__Request__: Copy out all lines of the records in which the word "заражений" appears.

__Data for this task__:

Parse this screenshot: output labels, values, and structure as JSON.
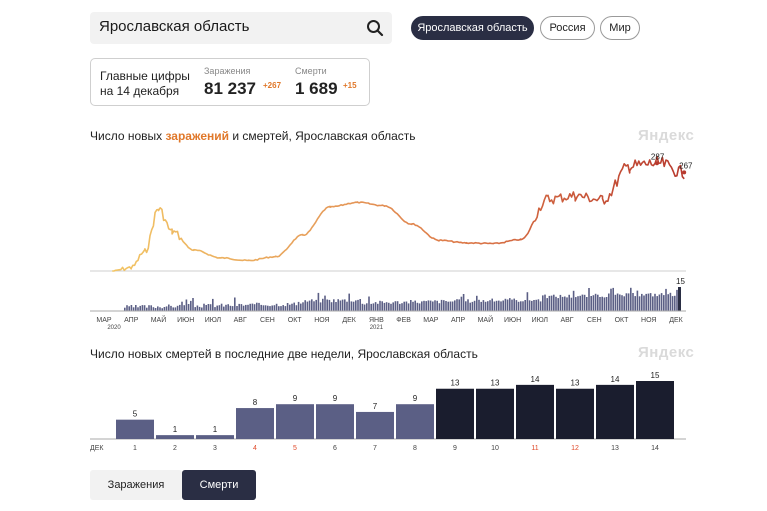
{
  "search": {
    "value": "Ярославская область"
  },
  "region_tabs": [
    {
      "label": "Ярославская область",
      "active": true
    },
    {
      "label": "Россия",
      "active": false
    },
    {
      "label": "Мир",
      "active": false
    }
  ],
  "summary": {
    "label_line1": "Главные цифры",
    "label_line2": "на 14 декабря",
    "infections": {
      "caption": "Заражения",
      "value": "81 237",
      "increment": "+267"
    },
    "deaths": {
      "caption": "Смерти",
      "value": "1 689",
      "increment": "+15"
    }
  },
  "chart1": {
    "title_pre": "Число новых ",
    "title_hl": "заражений",
    "title_post": " и смертей, Ярославская область",
    "watermark": "Яндекс"
  },
  "chart2": {
    "title": "Число новых смертей в последние две недели, Ярославская область",
    "watermark": "Яндекс"
  },
  "buttons": {
    "infections": "Заражения",
    "deaths": "Смерти"
  },
  "colors": {
    "accent": "#e0782a",
    "dark": "#2a2e44",
    "bar_light": "#5b5f85",
    "bar_dark": "#1a1d2e",
    "weekend": "#e04a2a"
  },
  "chart_data": [
    {
      "type": "line",
      "title": "Число новых заражений и смертей, Ярославская область",
      "months": [
        "МАР",
        "АПР",
        "МАЙ",
        "ИЮН",
        "ИЮЛ",
        "АВГ",
        "СЕН",
        "ОКТ",
        "НОЯ",
        "ДЕК",
        "ЯНВ",
        "ФЕВ",
        "МАР",
        "АПР",
        "МАЙ",
        "ИЮН",
        "ИЮЛ",
        "АВГ",
        "СЕН",
        "ОКТ",
        "НОЯ",
        "ДЕК"
      ],
      "year_labels": [
        "2020",
        "2021"
      ],
      "series": [
        {
          "kind": "daily_infections",
          "points": [
            [
              "МАР 2020",
              0
            ],
            [
              "АПР 2020",
              5
            ],
            [
              "АПР 2020",
              30
            ],
            [
              "МАЙ 2020",
              95
            ],
            [
              "МАЙ 2020",
              60
            ],
            [
              "ИЮН 2020",
              32
            ],
            [
              "ИЮЛ 2020",
              20
            ],
            [
              "АВГ 2020",
              16
            ],
            [
              "СЕН 2020",
              22
            ],
            [
              "ОКТ 2020",
              55
            ],
            [
              "НОЯ 2020",
              98
            ],
            [
              "ДЕК 2020",
              105
            ],
            [
              "ЯНВ 2021",
              100
            ],
            [
              "ФЕВ 2021",
              72
            ],
            [
              "МАР 2021",
              47
            ],
            [
              "АПР 2021",
              43
            ],
            [
              "МАЙ 2021",
              42
            ],
            [
              "ИЮН 2021",
              48
            ],
            [
              "ИЮЛ 2021",
              110
            ],
            [
              "АВГ 2021",
              115
            ],
            [
              "СЕН 2021",
              109
            ],
            [
              "ОКТ 2021",
              160
            ],
            [
              "НОЯ 2021",
              165
            ],
            [
              "ДЕК 2021",
              151
            ]
          ]
        },
        {
          "kind": "daily_deaths",
          "bar_labels": [
            {
              "label": "15",
              "value": 15
            }
          ]
        }
      ],
      "annotations": [
        {
          "label": "287",
          "value": 287
        },
        {
          "label": "267",
          "value": 267
        }
      ]
    },
    {
      "type": "bar",
      "title": "Число новых смертей в последние две недели, Ярославская область",
      "month_label": "ДЕК",
      "categories": [
        "1",
        "2",
        "3",
        "4",
        "5",
        "6",
        "7",
        "8",
        "9",
        "10",
        "11",
        "12",
        "13",
        "14"
      ],
      "values": [
        5,
        1,
        1,
        8,
        9,
        9,
        7,
        9,
        13,
        13,
        14,
        13,
        14,
        15
      ],
      "weekend_days": [
        "4",
        "5",
        "11",
        "12"
      ],
      "last_week_from": "9",
      "ylim": [
        0,
        15
      ]
    }
  ]
}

__Solution to this exercise__:
    "title_hl": "заражений",
      "title": "Число новых заражений и смертей, Ярославская область",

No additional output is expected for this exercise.